INPUT MATERIAL:
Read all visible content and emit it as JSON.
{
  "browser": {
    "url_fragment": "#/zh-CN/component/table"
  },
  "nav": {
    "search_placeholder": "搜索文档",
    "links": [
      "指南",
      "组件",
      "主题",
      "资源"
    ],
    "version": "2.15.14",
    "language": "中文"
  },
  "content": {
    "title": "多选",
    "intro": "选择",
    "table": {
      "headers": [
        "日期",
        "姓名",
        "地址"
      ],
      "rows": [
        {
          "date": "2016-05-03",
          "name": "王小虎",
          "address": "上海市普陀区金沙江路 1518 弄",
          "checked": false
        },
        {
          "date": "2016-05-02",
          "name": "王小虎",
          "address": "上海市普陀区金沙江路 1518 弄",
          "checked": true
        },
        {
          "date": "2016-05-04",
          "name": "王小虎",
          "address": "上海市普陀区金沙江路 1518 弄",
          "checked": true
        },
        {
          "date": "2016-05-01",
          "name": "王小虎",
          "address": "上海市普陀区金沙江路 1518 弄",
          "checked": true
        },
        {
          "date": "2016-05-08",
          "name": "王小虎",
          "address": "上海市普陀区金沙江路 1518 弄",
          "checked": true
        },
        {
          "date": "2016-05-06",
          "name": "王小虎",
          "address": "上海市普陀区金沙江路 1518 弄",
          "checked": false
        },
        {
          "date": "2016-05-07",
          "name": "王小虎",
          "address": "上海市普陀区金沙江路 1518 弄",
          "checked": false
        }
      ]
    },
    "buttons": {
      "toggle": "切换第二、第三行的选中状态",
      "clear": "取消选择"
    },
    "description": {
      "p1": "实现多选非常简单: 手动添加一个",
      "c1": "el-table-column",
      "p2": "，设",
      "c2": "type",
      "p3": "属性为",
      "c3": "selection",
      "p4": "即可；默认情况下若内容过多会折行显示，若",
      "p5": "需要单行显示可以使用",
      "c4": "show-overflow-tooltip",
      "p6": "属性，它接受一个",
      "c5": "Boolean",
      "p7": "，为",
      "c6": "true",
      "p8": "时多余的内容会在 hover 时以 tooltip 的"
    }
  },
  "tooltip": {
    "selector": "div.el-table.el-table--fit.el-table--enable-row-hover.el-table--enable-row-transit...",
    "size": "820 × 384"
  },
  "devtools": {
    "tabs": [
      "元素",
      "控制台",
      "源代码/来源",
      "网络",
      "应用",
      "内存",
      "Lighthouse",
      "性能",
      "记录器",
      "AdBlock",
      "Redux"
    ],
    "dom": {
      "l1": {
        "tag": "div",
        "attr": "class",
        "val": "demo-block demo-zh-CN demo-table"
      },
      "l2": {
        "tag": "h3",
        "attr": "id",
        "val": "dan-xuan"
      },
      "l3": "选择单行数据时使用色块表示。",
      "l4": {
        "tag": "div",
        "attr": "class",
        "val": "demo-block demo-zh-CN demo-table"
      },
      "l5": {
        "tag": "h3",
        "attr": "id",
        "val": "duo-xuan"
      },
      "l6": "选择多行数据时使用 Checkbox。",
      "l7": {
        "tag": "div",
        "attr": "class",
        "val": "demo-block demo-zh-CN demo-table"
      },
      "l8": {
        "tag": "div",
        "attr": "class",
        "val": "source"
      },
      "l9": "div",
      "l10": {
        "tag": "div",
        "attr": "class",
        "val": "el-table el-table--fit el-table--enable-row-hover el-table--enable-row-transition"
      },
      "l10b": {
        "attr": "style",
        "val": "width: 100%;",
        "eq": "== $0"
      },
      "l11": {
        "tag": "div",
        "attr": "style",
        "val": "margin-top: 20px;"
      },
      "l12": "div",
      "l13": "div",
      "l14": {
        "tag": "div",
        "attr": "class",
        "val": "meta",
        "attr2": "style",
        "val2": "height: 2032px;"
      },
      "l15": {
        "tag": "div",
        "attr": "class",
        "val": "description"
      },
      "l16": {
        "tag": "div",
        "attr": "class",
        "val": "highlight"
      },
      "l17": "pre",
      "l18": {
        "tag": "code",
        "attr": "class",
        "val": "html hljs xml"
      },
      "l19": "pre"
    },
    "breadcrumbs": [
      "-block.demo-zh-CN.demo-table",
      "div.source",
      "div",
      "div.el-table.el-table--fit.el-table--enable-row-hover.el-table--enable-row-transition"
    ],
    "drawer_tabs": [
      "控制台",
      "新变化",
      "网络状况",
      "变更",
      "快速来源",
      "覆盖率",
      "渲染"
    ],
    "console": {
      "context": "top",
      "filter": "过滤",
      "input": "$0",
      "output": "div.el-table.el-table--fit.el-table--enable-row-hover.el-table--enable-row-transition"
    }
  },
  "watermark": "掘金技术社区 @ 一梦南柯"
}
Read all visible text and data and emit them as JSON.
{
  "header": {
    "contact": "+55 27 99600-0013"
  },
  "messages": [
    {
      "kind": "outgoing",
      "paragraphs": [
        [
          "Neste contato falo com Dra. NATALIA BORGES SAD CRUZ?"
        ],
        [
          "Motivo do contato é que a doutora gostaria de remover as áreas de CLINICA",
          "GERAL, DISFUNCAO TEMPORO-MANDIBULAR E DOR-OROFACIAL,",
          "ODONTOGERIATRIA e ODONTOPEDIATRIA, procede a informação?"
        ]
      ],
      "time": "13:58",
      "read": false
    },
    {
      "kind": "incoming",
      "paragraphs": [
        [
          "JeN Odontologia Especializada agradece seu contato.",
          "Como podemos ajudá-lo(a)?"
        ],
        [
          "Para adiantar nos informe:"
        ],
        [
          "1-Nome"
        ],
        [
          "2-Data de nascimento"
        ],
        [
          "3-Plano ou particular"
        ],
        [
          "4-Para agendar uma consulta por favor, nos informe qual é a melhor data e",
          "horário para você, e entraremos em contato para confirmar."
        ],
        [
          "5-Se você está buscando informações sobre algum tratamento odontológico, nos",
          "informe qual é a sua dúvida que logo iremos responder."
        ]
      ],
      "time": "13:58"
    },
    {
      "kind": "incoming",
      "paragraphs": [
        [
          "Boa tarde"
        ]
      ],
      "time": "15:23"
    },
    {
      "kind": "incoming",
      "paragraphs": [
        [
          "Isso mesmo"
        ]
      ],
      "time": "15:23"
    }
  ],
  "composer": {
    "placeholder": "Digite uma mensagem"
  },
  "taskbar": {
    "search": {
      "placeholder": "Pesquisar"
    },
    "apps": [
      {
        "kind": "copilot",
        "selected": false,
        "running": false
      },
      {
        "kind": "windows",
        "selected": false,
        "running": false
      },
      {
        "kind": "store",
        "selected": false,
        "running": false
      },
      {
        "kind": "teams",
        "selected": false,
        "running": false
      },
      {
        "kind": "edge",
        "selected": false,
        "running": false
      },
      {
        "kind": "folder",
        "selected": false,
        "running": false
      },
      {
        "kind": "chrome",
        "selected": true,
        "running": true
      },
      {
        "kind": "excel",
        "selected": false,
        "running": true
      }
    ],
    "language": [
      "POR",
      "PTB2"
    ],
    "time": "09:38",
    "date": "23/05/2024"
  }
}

INSTRUCTION:
Copy each entry exactly, with nothing added or dropped.

SOLUTION FOR THIS EXERCISE:
Read all visible content and emit it as JSON.
{
  "browser": {
    "url_fragment": "#/zh-CN/component/table"
  },
  "nav": {
    "search_placeholder": "搜索文档",
    "links": [
      "指南",
      "组件",
      "主题",
      "资源"
    ],
    "version": "2.15.14",
    "language": "中文"
  },
  "content": {
    "title": "多选",
    "intro": "选择",
    "table": {
      "headers": [
        "日期",
        "姓名",
        "地址"
      ],
      "rows": [
        {
          "date": "2016-05-03",
          "name": "王小虎",
          "address": "上海市普陀区金沙江路 1518 弄",
          "checked": false
        },
        {
          "date": "2016-05-02",
          "name": "王小虎",
          "address": "上海市普陀区金沙江路 1518 弄",
          "checked": true
        },
        {
          "date": "2016-05-04",
          "name": "王小虎",
          "address": "上海市普陀区金沙江路 1518 弄",
          "checked": true
        },
        {
          "date": "2016-05-01",
          "name": "王小虎",
          "address": "上海市普陀区金沙江路 1518 弄",
          "checked": true
        },
        {
          "date": "2016-05-08",
          "name": "王小虎",
          "address": "上海市普陀区金沙江路 1518 弄",
          "checked": true
        },
        {
          "date": "2016-05-06",
          "name": "王小虎",
          "address": "上海市普陀区金沙江路 1518 弄",
          "checked": false
        },
        {
          "date": "2016-05-07",
          "name": "王小虎",
          "address": "上海市普陀区金沙江路 1518 弄",
          "checked": false
        }
      ]
    },
    "buttons": {
      "toggle": "切换第二、第三行的选中状态",
      "clear": "取消选择"
    },
    "description": {
      "p1": "实现多选非常简单: 手动添加一个",
      "c1": "el-table-column",
      "p2": "，设",
      "c2": "type",
      "p3": "属性为",
      "c3": "selection",
      "p4": "即可；默认情况下若内容过多会折行显示，若",
      "p5": "需要单行显示可以使用",
      "c4": "show-overflow-tooltip",
      "p6": "属性，它接受一个",
      "c5": "Boolean",
      "p7": "，为",
      "c6": "true",
      "p8": "时多余的内容会在 hover 时以 tooltip 的"
    }
  },
  "tooltip": {
    "selector": "div.el-table.el-table--fit.el-table--enable-row-hover.el-table--enable-row-transit...",
    "size": "820 × 384"
  },
  "devtools": {
    "tabs": [
      "元素",
      "控制台",
      "源代码/来源",
      "网络",
      "应用",
      "内存",
      "Lighthouse",
      "性能",
      "记录器",
      "AdBlock",
      "Redux"
    ],
    "dom": {
      "l1": {
        "tag": "div",
        "attr": "class",
        "val": "demo-block demo-zh-CN demo-table"
      },
      "l2": {
        "tag": "h3",
        "attr": "id",
        "val": "dan-xuan"
      },
      "l3": "选择单行数据时使用色块表示。",
      "l4": {
        "tag": "div",
        "attr": "class",
        "val": "demo-block demo-zh-CN demo-table"
      },
      "l5": {
        "tag": "h3",
        "attr": "id",
        "val": "duo-xuan"
      },
      "l6": "选择多行数据时使用 Checkbox。",
      "l7": {
        "tag": "div",
        "attr": "class",
        "val": "demo-block demo-zh-CN demo-table"
      },
      "l8": {
        "tag": "div",
        "attr": "class",
        "val": "source"
      },
      "l9": "div",
      "l10": {
        "tag": "div",
        "attr": "class",
        "val": "el-table el-table--fit el-table--enable-row-hover el-table--enable-row-transition"
      },
      "l10b": {
        "attr": "style",
        "val": "width: 100%;",
        "eq": "== $0"
      },
      "l11": {
        "tag": "div",
        "attr": "style",
        "val": "margin-top: 20px;"
      },
      "l12": "div",
      "l13": "div",
      "l14": {
        "tag": "div",
        "attr": "class",
        "val": "meta",
        "attr2": "style",
        "val2": "height: 2032px;"
      },
      "l15": {
        "tag": "div",
        "attr": "class",
        "val": "description"
      },
      "l16": {
        "tag": "div",
        "attr": "class",
        "val": "highlight"
      },
      "l17": "pre",
      "l18": {
        "tag": "code",
        "attr": "class",
        "val": "html hljs xml"
      },
      "l19": "pre"
    },
    "breadcrumbs": [
      "-block.demo-zh-CN.demo-table",
      "div.source",
      "div",
      "div.el-table.el-table--fit.el-table--enable-row-hover.el-table--enable-row-transition"
    ],
    "drawer_tabs": [
      "控制台",
      "新变化",
      "网络状况",
      "变更",
      "快速来源",
      "覆盖率",
      "渲染"
    ],
    "console": {
      "context": "top",
      "filter": "过滤",
      "input": "$0",
      "output": "div.el-table.el-table--fit.el-table--enable-row-hover.el-table--enable-row-transition"
    }
  },
  "watermark": "掘金技术社区 @ 一梦南柯"
}
Read all visible text and data and emit them as JSON.
{
  "header": {
    "contact": "+55 27 99600-0013"
  },
  "messages": [
    {
      "kind": "outgoing",
      "paragraphs": [
        [
          "Neste contato falo com Dra. NATALIA BORGES SAD CRUZ?"
        ],
        [
          "Motivo do contato é que a doutora gostaria de remover as áreas de CLINICA",
          "GERAL, DISFUNCAO TEMPORO-MANDIBULAR E DOR-OROFACIAL,",
          "ODONTOGERIATRIA e ODONTOPEDIATRIA, procede a informação?"
        ]
      ],
      "time": "13:58",
      "read": false
    },
    {
      "kind": "incoming",
      "paragraphs": [
        [
          "JeN Odontologia Especializada agradece seu contato.",
          "Como podemos ajudá-lo(a)?"
        ],
        [
          "Para adiantar nos informe:"
        ],
        [
          "1-Nome"
        ],
        [
          "2-Data de nascimento"
        ],
        [
          "3-Plano ou particular"
        ],
        [
          "4-Para agendar uma consulta por favor, nos informe qual é a melhor data e",
          "horário para você, e entraremos em contato para confirmar."
        ],
        [
          "5-Se você está buscando informações sobre algum tratamento odontológico, nos",
          "informe qual é a sua dúvida que logo iremos responder."
        ]
      ],
      "time": "13:58"
    },
    {
      "kind": "incoming",
      "paragraphs": [
        [
          "Boa tarde"
        ]
      ],
      "time": "15:23"
    },
    {
      "kind": "incoming",
      "paragraphs": [
        [
          "Isso mesmo"
        ]
      ],
      "time": "15:23"
    }
  ],
  "composer": {
    "placeholder": "Digite uma mensagem"
  },
  "taskbar": {
    "search": {
      "placeholder": "Pesquisar"
    },
    "apps": [
      {
        "kind": "copilot",
        "selected": false,
        "running": false
      },
      {
        "kind": "windows",
        "selected": false,
        "running": false
      },
      {
        "kind": "store",
        "selected": false,
        "running": false
      },
      {
        "kind": "teams",
        "selected": false,
        "running": false
      },
      {
        "kind": "edge",
        "selected": false,
        "running": false
      },
      {
        "kind": "folder",
        "selected": false,
        "running": false
      },
      {
        "kind": "chrome",
        "selected": true,
        "running": true
      },
      {
        "kind": "excel",
        "selected": false,
        "running": true
      }
    ],
    "language": [
      "POR",
      "PTB2"
    ],
    "time": "09:38",
    "date": "23/05/2024"
  }
}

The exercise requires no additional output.